_EXERCISE BRIEF:_
Transcribe all of the data exactly. Omit the pictures.

[Collected data entries]
──────

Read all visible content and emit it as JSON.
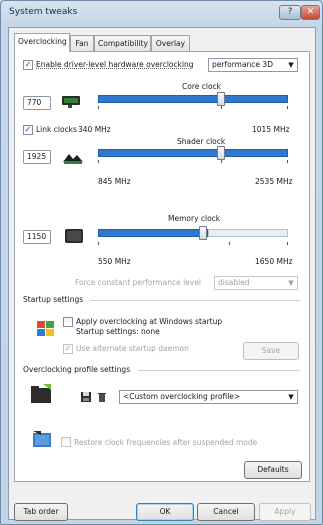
{
  "window": {
    "title": "System tweaks"
  },
  "tabs": [
    {
      "label": "Overclocking",
      "active": true
    },
    {
      "label": "Fan",
      "active": false
    },
    {
      "label": "Compatibility",
      "active": false
    },
    {
      "label": "Overlay",
      "active": false
    }
  ],
  "overclocking": {
    "enable_label": "Enable driver-level hardware overclocking",
    "enable_checked": true,
    "mode_value": "performance 3D",
    "core": {
      "title": "Core clock",
      "value": "770",
      "min_label": "340 MHz",
      "max_label": "1015 MHz",
      "level": 0.64
    },
    "link_clocks_label": "Link clocks",
    "link_clocks_checked": true,
    "shader": {
      "title": "Shader clock",
      "value": "1925",
      "min_label": "845 MHz",
      "max_label": "2535 MHz",
      "level": 0.64
    },
    "memory": {
      "title": "Memory clock",
      "value": "1150",
      "min_label": "550 MHz",
      "max_label": "1650 MHz",
      "level": 0.55
    },
    "force_label": "Force constant performance level",
    "force_value": "disabled"
  },
  "startup": {
    "group_label": "Startup settings",
    "apply_label": "Apply overclocking at Windows startup",
    "apply_sub": "Startup settings: none",
    "apply_checked": false,
    "alt_daemon_label": "Use alternate startup daemon",
    "alt_daemon_checked": true,
    "save_label": "Save"
  },
  "profile": {
    "group_label": "Overclocking profile settings",
    "value": "<Custom overclocking profile>"
  },
  "restore_label": "Restore clock frequencies after suspended mode",
  "defaults_label": "Defaults",
  "footer": {
    "tab_order": "Tab order",
    "ok": "OK",
    "cancel": "Cancel",
    "apply": "Apply"
  }
}
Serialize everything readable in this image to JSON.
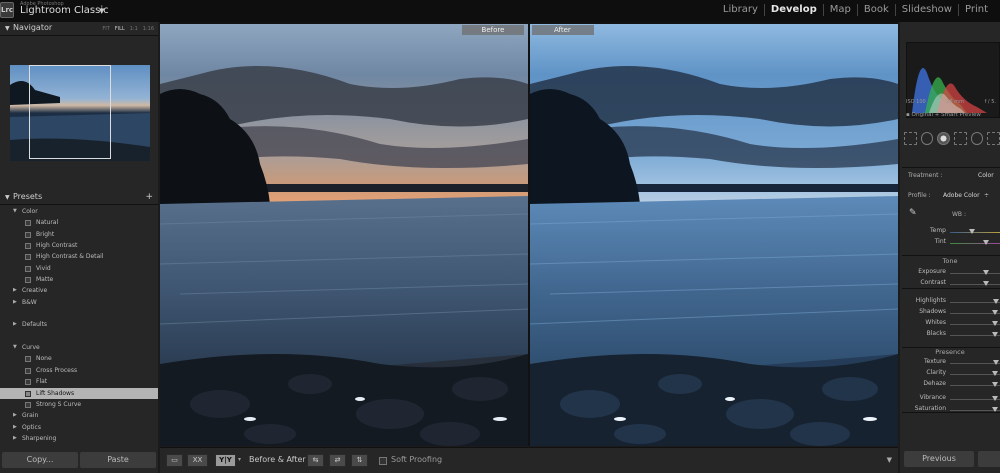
{
  "app": {
    "vendor": "Adobe Photoshop",
    "name": "Lightroom Classic",
    "logo": "Lrc",
    "caret": "▼"
  },
  "modules": [
    "Library",
    "Develop",
    "Map",
    "Book",
    "Slideshow",
    "Print"
  ],
  "active_module": "Develop",
  "navigator": {
    "title": "Navigator",
    "zoom_options": [
      "FIT",
      "FILL",
      "1:1",
      "1:16"
    ],
    "zoom_selected": "FILL"
  },
  "presets": {
    "title": "Presets",
    "add_icon": "+",
    "groups": [
      {
        "name": "Color",
        "expanded": true,
        "items": [
          "Natural",
          "Bright",
          "High Contrast",
          "High Contrast & Detail",
          "Vivid",
          "Matte"
        ]
      },
      {
        "name": "Creative",
        "expanded": false,
        "items": []
      },
      {
        "name": "B&W",
        "expanded": false,
        "items": []
      },
      {
        "name": "Defaults",
        "expanded": false,
        "items": []
      },
      {
        "name": "Curve",
        "expanded": true,
        "items": [
          "None",
          "Cross Process",
          "Flat",
          "Lift Shadows",
          "Strong S Curve"
        ]
      },
      {
        "name": "Grain",
        "expanded": false,
        "items": []
      },
      {
        "name": "Optics",
        "expanded": false,
        "items": []
      },
      {
        "name": "Sharpening",
        "expanded": false,
        "items": []
      }
    ],
    "selected_item": "Lift Shadows"
  },
  "buttons": {
    "copy": "Copy...",
    "paste": "Paste",
    "previous": "Previous"
  },
  "compare": {
    "before_label": "Before",
    "after_label": "After"
  },
  "toolbar": {
    "loupe_icon": "loupe-view-icon",
    "xx_label": "XX",
    "yy_label": "Y|Y",
    "before_after_label": "Before & After :",
    "soft_proofing_label": "Soft Proofing",
    "soft_proofing_checked": false
  },
  "histogram": {
    "iso": "ISO 100",
    "focal": "25 mm",
    "aperture": "f / 5.",
    "original": "Original + Smart Preview"
  },
  "basic": {
    "treatment_label": "Treatment :",
    "treatment_value": "Color",
    "profile_label": "Profile :",
    "profile_value": "Adobe Color",
    "profile_caret": "÷",
    "wb_label": "WB :",
    "tone_title": "Tone",
    "presence_title": "Presence",
    "sliders_wb": [
      {
        "name": "Temp",
        "value": 0.45
      },
      {
        "name": "Tint",
        "value": 0.75
      }
    ],
    "sliders_tone": [
      {
        "name": "Exposure",
        "value": 0.75
      },
      {
        "name": "Contrast",
        "value": 0.75
      }
    ],
    "sliders_tone2": [
      {
        "name": "Highlights",
        "value": 0.95
      },
      {
        "name": "Shadows",
        "value": 0.93
      },
      {
        "name": "Whites",
        "value": 0.93
      },
      {
        "name": "Blacks",
        "value": 0.93
      }
    ],
    "sliders_presence": [
      {
        "name": "Texture",
        "value": 0.95
      },
      {
        "name": "Clarity",
        "value": 0.93
      },
      {
        "name": "Dehaze",
        "value": 0.93
      }
    ],
    "sliders_presence2": [
      {
        "name": "Vibrance",
        "value": 0.93
      },
      {
        "name": "Saturation",
        "value": 0.93
      }
    ]
  },
  "colors": {
    "accent": "#e6e6e6",
    "panel": "#262626",
    "selected_row": "#b4b4b4"
  }
}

──────

_RESPONSE:_
Read all visible content and emit it as JSON.
{
  "window": {
    "title": "System tweaks"
  },
  "tabs": [
    {
      "label": "Overclocking",
      "active": true
    },
    {
      "label": "Fan",
      "active": false
    },
    {
      "label": "Compatibility",
      "active": false
    },
    {
      "label": "Overlay",
      "active": false
    }
  ],
  "overclocking": {
    "enable_label": "Enable driver-level hardware overclocking",
    "enable_checked": true,
    "mode_value": "performance 3D",
    "core": {
      "title": "Core clock",
      "value": "770",
      "min_label": "340 MHz",
      "max_label": "1015 MHz",
      "level": 0.64
    },
    "link_clocks_label": "Link clocks",
    "link_clocks_checked": true,
    "shader": {
      "title": "Shader clock",
      "value": "1925",
      "min_label": "845 MHz",
      "max_label": "2535 MHz",
      "level": 0.64
    },
    "memory": {
      "title": "Memory clock",
      "value": "1150",
      "min_label": "550 MHz",
      "max_label": "1650 MHz",
      "level": 0.55
    },
    "force_label": "Force constant performance level",
    "force_value": "disabled"
  },
  "startup": {
    "group_label": "Startup settings",
    "apply_label": "Apply overclocking at Windows startup",
    "apply_sub": "Startup settings: none",
    "apply_checked": false,
    "alt_daemon_label": "Use alternate startup daemon",
    "alt_daemon_checked": true,
    "save_label": "Save"
  },
  "profile": {
    "group_label": "Overclocking profile settings",
    "value": "<Custom overclocking profile>"
  },
  "restore_label": "Restore clock frequencies after suspended mode",
  "defaults_label": "Defaults",
  "footer": {
    "tab_order": "Tab order",
    "ok": "OK",
    "cancel": "Cancel",
    "apply": "Apply"
  }
}
Serialize everything readable in this image to JSON.
{
  "app": {
    "vendor": "Adobe Photoshop",
    "name": "Lightroom Classic",
    "logo": "Lrc",
    "caret": "▼"
  },
  "modules": [
    "Library",
    "Develop",
    "Map",
    "Book",
    "Slideshow",
    "Print"
  ],
  "active_module": "Develop",
  "navigator": {
    "title": "Navigator",
    "zoom_options": [
      "FIT",
      "FILL",
      "1:1",
      "1:16"
    ],
    "zoom_selected": "FILL"
  },
  "presets": {
    "title": "Presets",
    "add_icon": "+",
    "groups": [
      {
        "name": "Color",
        "expanded": true,
        "items": [
          "Natural",
          "Bright",
          "High Contrast",
          "High Contrast & Detail",
          "Vivid",
          "Matte"
        ]
      },
      {
        "name": "Creative",
        "expanded": false,
        "items": []
      },
      {
        "name": "B&W",
        "expanded": false,
        "items": []
      },
      {
        "name": "Defaults",
        "expanded": false,
        "items": []
      },
      {
        "name": "Curve",
        "expanded": true,
        "items": [
          "None",
          "Cross Process",
          "Flat",
          "Lift Shadows",
          "Strong S Curve"
        ]
      },
      {
        "name": "Grain",
        "expanded": false,
        "items": []
      },
      {
        "name": "Optics",
        "expanded": false,
        "items": []
      },
      {
        "name": "Sharpening",
        "expanded": false,
        "items": []
      }
    ],
    "selected_item": "Lift Shadows"
  },
  "buttons": {
    "copy": "Copy...",
    "paste": "Paste",
    "previous": "Previous"
  },
  "compare": {
    "before_label": "Before",
    "after_label": "After"
  },
  "toolbar": {
    "loupe_icon": "loupe-view-icon",
    "xx_label": "XX",
    "yy_label": "Y|Y",
    "before_after_label": "Before & After :",
    "soft_proofing_label": "Soft Proofing",
    "soft_proofing_checked": false
  },
  "histogram": {
    "iso": "ISO 100",
    "focal": "25 mm",
    "aperture": "f / 5.",
    "original": "Original + Smart Preview"
  },
  "basic": {
    "treatment_label": "Treatment :",
    "treatment_value": "Color",
    "profile_label": "Profile :",
    "profile_value": "Adobe Color",
    "profile_caret": "÷",
    "wb_label": "WB :",
    "tone_title": "Tone",
    "presence_title": "Presence",
    "sliders_wb": [
      {
        "name": "Temp",
        "value": 0.45
      },
      {
        "name": "Tint",
        "value": 0.75
      }
    ],
    "sliders_tone": [
      {
        "name": "Exposure",
        "value": 0.75
      },
      {
        "name": "Contrast",
        "value": 0.75
      }
    ],
    "sliders_tone2": [
      {
        "name": "Highlights",
        "value": 0.95
      },
      {
        "name": "Shadows",
        "value": 0.93
      },
      {
        "name": "Whites",
        "value": 0.93
      },
      {
        "name": "Blacks",
        "value": 0.93
      }
    ],
    "sliders_presence": [
      {
        "name": "Texture",
        "value": 0.95
      },
      {
        "name": "Clarity",
        "value": 0.93
      },
      {
        "name": "Dehaze",
        "value": 0.93
      }
    ],
    "sliders_presence2": [
      {
        "name": "Vibrance",
        "value": 0.93
      },
      {
        "name": "Saturation",
        "value": 0.93
      }
    ]
  },
  "colors": {
    "accent": "#e6e6e6",
    "panel": "#262626",
    "selected_row": "#b4b4b4"
  }
}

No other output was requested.